(Figure record extracts)

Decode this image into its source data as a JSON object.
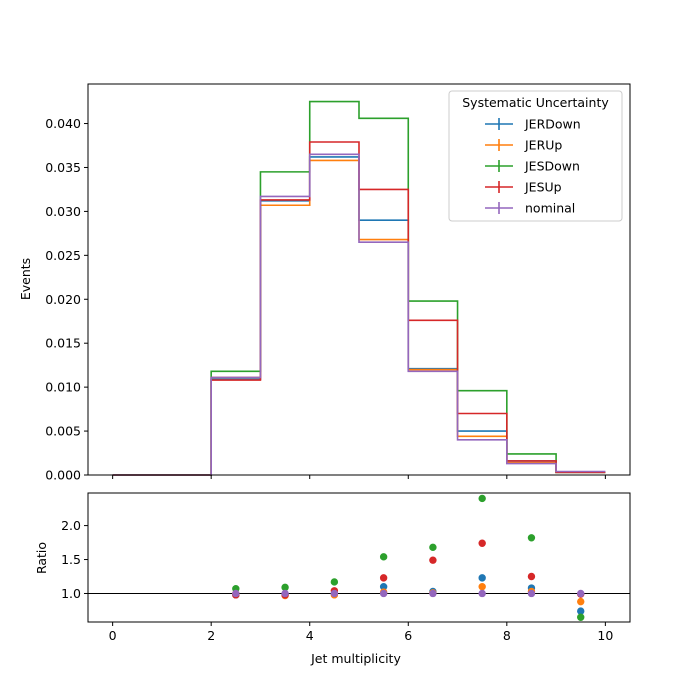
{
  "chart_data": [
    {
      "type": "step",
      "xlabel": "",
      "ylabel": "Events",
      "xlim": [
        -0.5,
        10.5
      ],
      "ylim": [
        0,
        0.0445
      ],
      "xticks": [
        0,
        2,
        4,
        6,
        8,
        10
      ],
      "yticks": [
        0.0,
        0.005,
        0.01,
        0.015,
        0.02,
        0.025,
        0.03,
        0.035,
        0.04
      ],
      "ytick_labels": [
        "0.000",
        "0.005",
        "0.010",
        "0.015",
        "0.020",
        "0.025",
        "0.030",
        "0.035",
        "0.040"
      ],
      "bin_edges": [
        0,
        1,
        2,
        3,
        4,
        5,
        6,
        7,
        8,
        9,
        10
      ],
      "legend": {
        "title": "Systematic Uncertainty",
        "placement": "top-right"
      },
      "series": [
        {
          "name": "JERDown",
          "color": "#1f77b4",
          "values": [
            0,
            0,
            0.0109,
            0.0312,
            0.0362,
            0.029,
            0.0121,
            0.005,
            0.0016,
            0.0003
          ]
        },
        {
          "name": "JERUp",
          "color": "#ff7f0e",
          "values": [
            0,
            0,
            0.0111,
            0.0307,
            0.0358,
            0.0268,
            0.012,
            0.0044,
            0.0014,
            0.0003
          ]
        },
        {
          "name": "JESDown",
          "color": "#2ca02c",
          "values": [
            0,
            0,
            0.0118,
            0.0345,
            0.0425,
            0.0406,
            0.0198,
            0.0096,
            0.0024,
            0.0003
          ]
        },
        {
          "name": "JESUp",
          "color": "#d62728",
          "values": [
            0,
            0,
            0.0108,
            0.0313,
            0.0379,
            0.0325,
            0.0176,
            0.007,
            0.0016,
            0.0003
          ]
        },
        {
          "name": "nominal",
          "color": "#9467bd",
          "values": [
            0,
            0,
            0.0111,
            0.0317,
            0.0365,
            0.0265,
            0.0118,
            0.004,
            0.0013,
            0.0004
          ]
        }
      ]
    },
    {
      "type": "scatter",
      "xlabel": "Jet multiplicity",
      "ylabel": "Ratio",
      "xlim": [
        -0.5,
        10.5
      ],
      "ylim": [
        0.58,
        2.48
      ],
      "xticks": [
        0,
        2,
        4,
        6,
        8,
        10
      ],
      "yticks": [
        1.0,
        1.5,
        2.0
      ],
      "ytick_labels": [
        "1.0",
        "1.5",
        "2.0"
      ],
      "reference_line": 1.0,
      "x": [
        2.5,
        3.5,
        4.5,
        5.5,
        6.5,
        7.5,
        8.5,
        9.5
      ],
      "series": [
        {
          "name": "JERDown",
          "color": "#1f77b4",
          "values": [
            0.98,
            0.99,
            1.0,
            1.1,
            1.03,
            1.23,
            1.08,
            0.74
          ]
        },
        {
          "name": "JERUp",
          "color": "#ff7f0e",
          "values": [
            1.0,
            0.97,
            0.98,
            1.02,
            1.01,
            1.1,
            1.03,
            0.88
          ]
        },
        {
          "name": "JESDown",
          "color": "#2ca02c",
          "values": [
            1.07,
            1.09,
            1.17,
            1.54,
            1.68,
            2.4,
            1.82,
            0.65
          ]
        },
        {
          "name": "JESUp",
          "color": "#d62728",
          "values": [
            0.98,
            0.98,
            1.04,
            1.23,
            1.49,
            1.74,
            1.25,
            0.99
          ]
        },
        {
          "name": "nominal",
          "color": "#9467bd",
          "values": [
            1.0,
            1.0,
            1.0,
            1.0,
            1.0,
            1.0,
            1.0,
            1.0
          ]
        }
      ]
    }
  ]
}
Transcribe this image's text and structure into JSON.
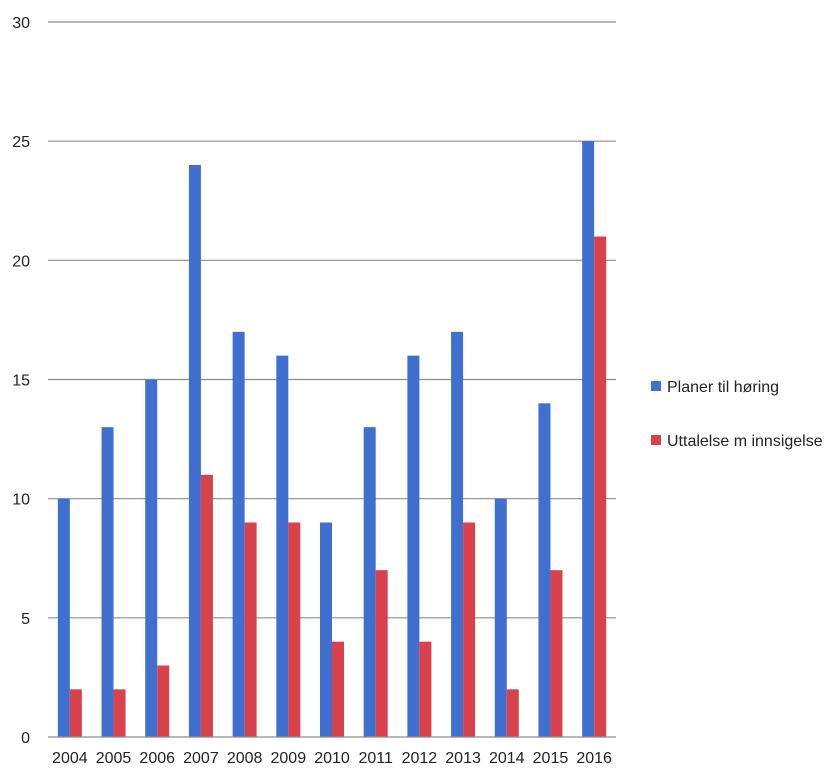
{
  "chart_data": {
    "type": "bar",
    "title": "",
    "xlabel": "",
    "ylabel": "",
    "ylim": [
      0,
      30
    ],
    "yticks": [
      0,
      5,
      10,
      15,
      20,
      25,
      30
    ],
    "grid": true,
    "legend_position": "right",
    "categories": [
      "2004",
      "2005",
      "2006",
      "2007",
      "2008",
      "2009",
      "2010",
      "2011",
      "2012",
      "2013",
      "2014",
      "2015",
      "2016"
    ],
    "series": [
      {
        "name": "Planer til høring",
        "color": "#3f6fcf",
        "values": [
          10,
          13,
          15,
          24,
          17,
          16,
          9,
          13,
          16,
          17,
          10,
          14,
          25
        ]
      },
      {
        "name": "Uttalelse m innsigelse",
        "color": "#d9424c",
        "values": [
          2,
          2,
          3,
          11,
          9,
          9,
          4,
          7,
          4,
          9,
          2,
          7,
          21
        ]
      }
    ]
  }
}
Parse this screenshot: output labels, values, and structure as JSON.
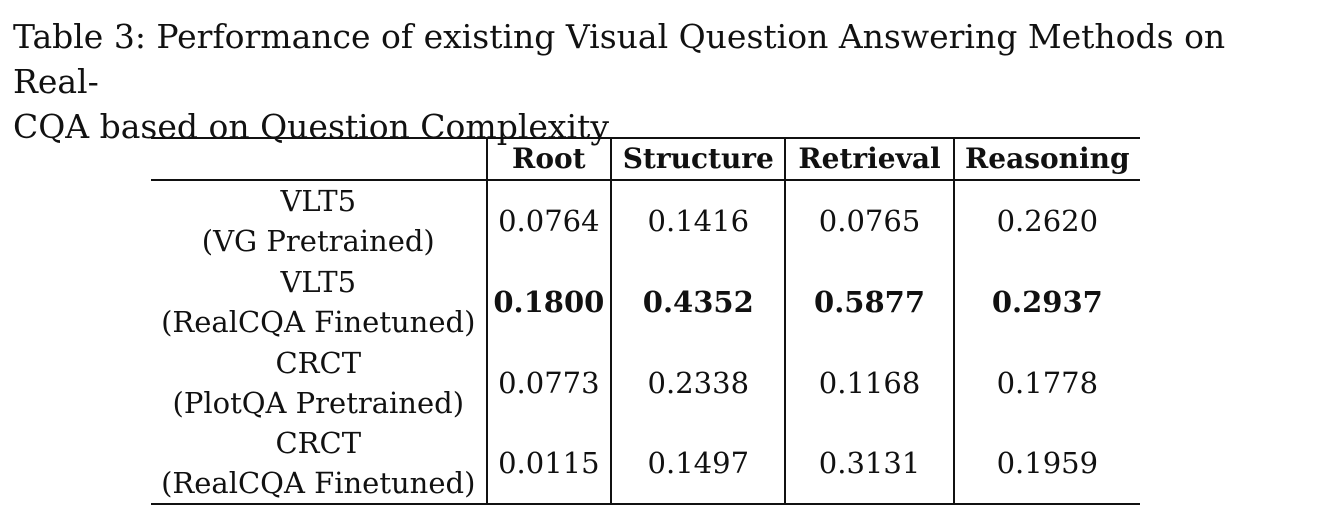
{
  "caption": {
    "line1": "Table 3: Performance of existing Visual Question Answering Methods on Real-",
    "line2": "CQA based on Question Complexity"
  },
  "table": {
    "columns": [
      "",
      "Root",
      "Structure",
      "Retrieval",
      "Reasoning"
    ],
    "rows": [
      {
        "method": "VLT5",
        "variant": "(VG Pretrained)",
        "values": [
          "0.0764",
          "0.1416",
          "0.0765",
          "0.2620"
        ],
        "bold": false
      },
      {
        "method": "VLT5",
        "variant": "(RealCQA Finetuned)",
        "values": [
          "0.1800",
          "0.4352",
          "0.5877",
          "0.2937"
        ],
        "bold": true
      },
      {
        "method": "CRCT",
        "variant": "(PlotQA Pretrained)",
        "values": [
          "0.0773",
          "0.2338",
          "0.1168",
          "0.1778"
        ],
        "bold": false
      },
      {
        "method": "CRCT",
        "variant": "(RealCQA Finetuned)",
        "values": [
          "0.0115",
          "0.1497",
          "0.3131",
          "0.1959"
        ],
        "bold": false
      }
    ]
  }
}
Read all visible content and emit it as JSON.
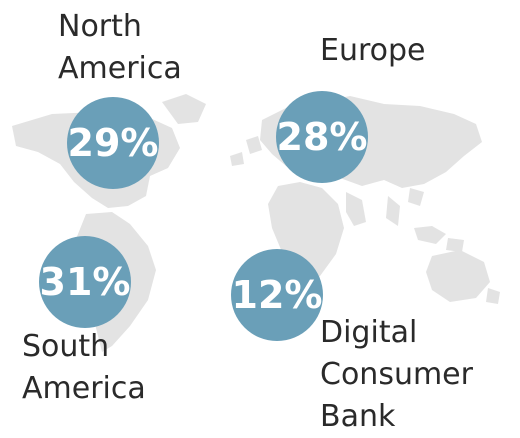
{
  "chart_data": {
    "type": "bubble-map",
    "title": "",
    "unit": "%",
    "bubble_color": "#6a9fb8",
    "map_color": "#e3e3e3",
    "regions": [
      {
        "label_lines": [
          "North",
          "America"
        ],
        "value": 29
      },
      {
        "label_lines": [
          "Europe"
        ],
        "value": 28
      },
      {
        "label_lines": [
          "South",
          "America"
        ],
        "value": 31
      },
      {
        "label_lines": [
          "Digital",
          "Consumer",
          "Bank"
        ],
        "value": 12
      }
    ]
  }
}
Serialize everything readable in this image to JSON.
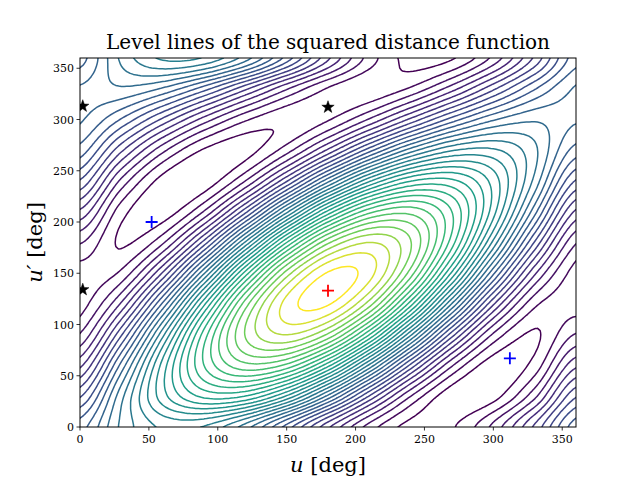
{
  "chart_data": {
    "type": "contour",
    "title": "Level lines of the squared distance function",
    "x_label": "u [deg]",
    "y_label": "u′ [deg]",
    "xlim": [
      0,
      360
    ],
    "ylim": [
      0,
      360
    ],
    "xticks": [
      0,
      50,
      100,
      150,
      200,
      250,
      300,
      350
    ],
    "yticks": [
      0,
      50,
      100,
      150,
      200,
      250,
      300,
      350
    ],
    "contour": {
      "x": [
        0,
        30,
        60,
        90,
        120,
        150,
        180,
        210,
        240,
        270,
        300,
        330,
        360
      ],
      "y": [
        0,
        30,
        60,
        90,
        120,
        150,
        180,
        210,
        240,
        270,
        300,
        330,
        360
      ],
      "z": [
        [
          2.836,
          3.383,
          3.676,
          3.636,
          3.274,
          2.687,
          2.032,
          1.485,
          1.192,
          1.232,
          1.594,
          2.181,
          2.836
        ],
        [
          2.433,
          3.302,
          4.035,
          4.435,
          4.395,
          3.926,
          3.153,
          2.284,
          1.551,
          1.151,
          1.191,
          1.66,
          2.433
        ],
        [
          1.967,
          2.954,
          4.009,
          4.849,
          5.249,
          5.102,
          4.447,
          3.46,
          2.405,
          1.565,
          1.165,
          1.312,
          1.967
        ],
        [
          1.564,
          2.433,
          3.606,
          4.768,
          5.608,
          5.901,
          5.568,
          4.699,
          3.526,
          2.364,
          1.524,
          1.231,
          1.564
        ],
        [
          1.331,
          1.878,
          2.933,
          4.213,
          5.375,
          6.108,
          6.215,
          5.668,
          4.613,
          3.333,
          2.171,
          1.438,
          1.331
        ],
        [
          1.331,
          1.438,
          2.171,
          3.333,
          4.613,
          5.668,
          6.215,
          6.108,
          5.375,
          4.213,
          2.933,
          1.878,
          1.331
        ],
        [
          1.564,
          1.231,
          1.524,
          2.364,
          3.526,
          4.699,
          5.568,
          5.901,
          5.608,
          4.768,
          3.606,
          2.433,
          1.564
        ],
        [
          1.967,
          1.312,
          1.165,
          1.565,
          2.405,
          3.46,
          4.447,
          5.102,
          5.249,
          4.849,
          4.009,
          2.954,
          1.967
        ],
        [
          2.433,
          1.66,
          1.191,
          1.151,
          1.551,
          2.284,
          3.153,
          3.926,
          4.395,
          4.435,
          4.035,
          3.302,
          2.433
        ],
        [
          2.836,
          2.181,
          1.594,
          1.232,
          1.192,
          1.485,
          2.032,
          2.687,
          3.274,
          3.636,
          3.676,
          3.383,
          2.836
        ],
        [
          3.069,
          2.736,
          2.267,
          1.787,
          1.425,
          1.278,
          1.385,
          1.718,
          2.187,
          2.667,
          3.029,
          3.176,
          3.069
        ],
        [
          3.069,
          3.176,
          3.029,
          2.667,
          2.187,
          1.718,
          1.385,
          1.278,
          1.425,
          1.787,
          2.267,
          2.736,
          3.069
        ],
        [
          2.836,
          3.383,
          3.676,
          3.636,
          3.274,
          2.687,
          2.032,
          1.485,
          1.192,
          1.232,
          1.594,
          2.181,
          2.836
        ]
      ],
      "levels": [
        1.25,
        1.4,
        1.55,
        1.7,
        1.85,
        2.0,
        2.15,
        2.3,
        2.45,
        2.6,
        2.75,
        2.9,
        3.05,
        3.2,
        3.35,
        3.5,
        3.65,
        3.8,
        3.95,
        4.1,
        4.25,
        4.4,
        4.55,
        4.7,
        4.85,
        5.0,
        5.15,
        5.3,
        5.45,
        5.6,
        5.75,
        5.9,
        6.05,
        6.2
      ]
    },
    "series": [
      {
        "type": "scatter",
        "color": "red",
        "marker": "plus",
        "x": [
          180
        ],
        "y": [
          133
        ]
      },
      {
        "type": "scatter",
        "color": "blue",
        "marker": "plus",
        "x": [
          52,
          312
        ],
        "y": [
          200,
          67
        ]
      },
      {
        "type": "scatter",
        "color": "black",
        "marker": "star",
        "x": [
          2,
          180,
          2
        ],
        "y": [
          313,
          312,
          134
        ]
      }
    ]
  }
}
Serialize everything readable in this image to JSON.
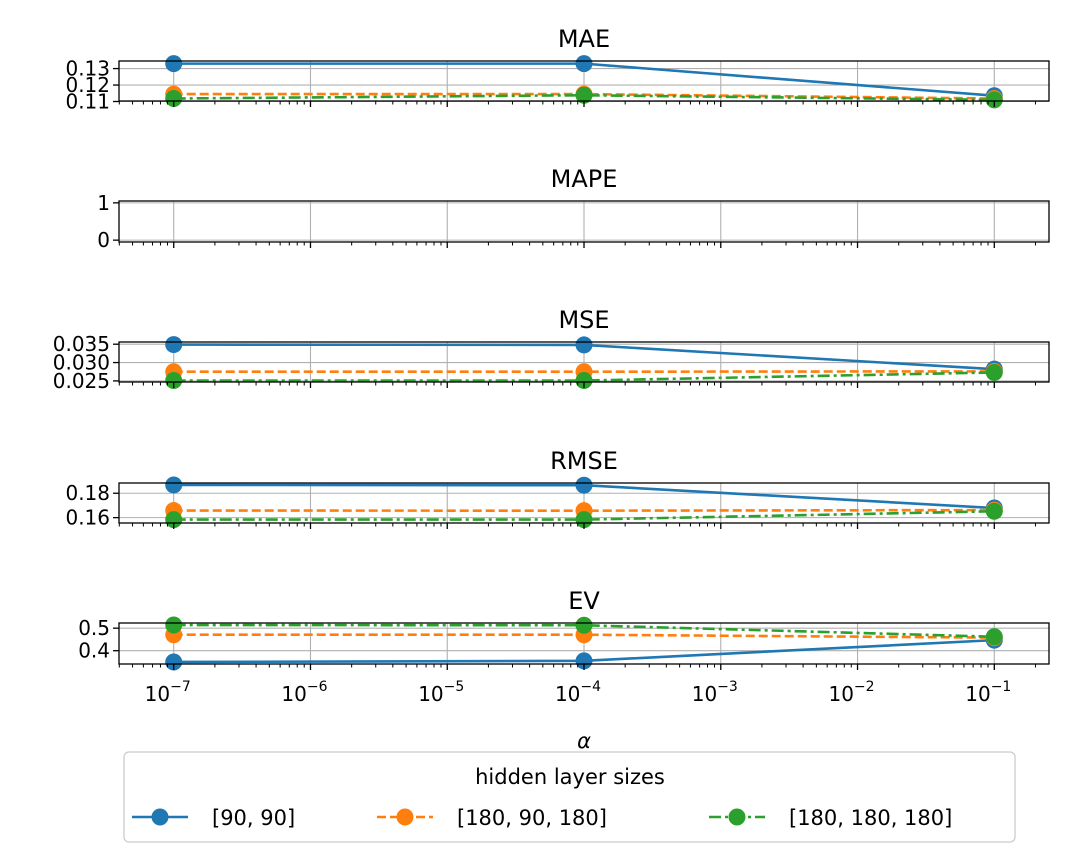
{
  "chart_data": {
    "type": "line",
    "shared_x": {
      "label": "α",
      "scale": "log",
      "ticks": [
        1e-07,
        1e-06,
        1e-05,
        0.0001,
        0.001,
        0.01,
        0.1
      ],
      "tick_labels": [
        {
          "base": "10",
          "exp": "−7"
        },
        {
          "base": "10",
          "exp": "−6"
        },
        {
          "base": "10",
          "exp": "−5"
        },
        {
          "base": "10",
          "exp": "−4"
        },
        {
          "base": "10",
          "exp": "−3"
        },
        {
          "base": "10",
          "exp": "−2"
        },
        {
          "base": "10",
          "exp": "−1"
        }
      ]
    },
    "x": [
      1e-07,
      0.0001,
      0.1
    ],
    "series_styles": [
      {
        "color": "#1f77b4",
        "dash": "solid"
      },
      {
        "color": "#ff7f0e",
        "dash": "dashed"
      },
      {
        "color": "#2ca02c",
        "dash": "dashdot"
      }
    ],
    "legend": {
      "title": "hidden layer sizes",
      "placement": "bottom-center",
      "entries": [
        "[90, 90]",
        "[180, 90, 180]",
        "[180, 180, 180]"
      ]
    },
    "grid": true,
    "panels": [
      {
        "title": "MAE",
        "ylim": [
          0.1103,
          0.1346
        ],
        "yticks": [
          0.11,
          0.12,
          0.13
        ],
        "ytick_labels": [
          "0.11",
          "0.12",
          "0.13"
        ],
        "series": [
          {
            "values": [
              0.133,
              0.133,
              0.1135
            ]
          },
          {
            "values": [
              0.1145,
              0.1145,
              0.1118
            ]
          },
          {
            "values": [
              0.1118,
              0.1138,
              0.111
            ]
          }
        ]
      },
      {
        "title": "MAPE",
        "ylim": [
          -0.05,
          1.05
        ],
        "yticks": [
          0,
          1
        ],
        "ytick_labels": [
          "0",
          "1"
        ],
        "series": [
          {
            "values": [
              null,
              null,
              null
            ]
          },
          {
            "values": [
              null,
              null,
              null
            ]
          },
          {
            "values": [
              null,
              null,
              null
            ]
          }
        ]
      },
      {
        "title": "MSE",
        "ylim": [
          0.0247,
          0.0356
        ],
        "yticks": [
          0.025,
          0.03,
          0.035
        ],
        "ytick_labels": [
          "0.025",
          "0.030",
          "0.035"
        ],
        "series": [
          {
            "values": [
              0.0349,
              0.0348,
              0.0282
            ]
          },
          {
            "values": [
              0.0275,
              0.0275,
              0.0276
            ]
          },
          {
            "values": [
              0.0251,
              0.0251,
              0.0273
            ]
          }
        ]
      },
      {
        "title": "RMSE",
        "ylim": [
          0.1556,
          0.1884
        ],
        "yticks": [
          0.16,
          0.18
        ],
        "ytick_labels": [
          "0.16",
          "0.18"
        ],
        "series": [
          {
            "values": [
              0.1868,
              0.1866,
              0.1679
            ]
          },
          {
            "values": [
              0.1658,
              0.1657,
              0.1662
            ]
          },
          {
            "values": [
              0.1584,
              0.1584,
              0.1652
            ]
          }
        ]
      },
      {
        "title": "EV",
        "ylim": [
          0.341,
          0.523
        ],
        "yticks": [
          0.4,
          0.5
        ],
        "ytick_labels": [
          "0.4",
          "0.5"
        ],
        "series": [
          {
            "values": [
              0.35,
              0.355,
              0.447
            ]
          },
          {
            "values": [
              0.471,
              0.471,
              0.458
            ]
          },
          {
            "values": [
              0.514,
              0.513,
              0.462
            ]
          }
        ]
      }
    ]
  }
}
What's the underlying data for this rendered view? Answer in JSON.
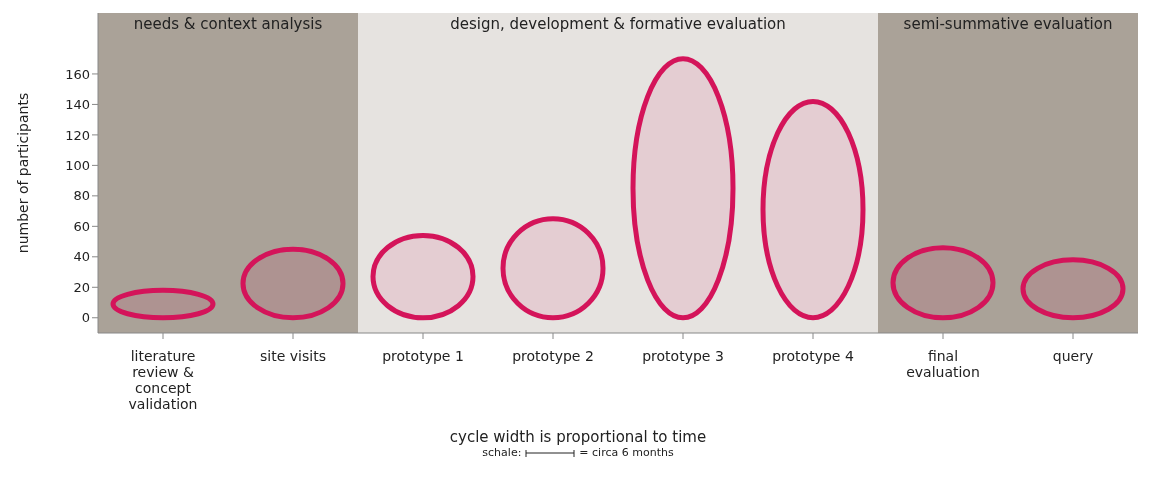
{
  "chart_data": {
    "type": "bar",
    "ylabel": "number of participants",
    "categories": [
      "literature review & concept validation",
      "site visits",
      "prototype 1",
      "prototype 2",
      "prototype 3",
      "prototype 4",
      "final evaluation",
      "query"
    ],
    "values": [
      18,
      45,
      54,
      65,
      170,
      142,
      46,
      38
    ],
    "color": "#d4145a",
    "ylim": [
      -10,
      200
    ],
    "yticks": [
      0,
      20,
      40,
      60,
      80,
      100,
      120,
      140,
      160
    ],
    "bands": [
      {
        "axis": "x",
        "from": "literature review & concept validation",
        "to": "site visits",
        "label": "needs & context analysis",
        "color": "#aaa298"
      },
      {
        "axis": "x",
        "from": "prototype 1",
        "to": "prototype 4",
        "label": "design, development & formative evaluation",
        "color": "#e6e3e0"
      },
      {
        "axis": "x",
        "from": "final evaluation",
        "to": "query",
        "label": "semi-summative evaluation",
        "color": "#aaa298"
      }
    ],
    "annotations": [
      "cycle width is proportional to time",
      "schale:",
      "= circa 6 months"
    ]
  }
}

*OBJECTIVE*.
Pull out all lines from the entries above in which the word "review" appears.

*EXPECTED ANSWER*.
      "literature review & concept validation",
        "from": "literature review & concept validation",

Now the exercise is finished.